Start of PROVIDED DATA

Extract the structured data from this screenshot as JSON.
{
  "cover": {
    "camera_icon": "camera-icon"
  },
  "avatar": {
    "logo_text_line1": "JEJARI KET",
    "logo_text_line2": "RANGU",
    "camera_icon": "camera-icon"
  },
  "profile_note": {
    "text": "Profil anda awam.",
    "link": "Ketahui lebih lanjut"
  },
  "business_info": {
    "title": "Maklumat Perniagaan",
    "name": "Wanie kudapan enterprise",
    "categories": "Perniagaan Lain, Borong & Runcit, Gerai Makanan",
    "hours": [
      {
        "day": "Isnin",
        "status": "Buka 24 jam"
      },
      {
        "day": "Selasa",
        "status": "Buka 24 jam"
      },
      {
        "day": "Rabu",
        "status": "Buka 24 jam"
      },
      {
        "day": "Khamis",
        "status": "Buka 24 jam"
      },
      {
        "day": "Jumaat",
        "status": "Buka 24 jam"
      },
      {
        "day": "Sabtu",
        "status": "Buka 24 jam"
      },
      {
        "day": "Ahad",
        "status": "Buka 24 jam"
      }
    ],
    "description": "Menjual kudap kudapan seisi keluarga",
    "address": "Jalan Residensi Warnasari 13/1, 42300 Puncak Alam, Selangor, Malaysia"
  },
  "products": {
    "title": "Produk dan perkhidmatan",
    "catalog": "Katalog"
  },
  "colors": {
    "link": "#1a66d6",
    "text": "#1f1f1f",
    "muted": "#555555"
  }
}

End of PROVIDED DATA

**WHAT IS ASKED**:
Repeat every line of the material exactly as given.

**ANSWER TO THE PROBLEM**:
Extract the structured data from this screenshot as JSON.
{
  "cover": {
    "camera_icon": "camera-icon"
  },
  "avatar": {
    "logo_text_line1": "JEJARI KET",
    "logo_text_line2": "RANGU",
    "camera_icon": "camera-icon"
  },
  "profile_note": {
    "text": "Profil anda awam.",
    "link": "Ketahui lebih lanjut"
  },
  "business_info": {
    "title": "Maklumat Perniagaan",
    "name": "Wanie kudapan enterprise",
    "categories": "Perniagaan Lain, Borong & Runcit, Gerai Makanan",
    "hours": [
      {
        "day": "Isnin",
        "status": "Buka 24 jam"
      },
      {
        "day": "Selasa",
        "status": "Buka 24 jam"
      },
      {
        "day": "Rabu",
        "status": "Buka 24 jam"
      },
      {
        "day": "Khamis",
        "status": "Buka 24 jam"
      },
      {
        "day": "Jumaat",
        "status": "Buka 24 jam"
      },
      {
        "day": "Sabtu",
        "status": "Buka 24 jam"
      },
      {
        "day": "Ahad",
        "status": "Buka 24 jam"
      }
    ],
    "description": "Menjual kudap kudapan seisi keluarga",
    "address": "Jalan Residensi Warnasari 13/1, 42300 Puncak Alam, Selangor, Malaysia"
  },
  "products": {
    "title": "Produk dan perkhidmatan",
    "catalog": "Katalog"
  },
  "colors": {
    "link": "#1a66d6",
    "text": "#1f1f1f",
    "muted": "#555555"
  }
}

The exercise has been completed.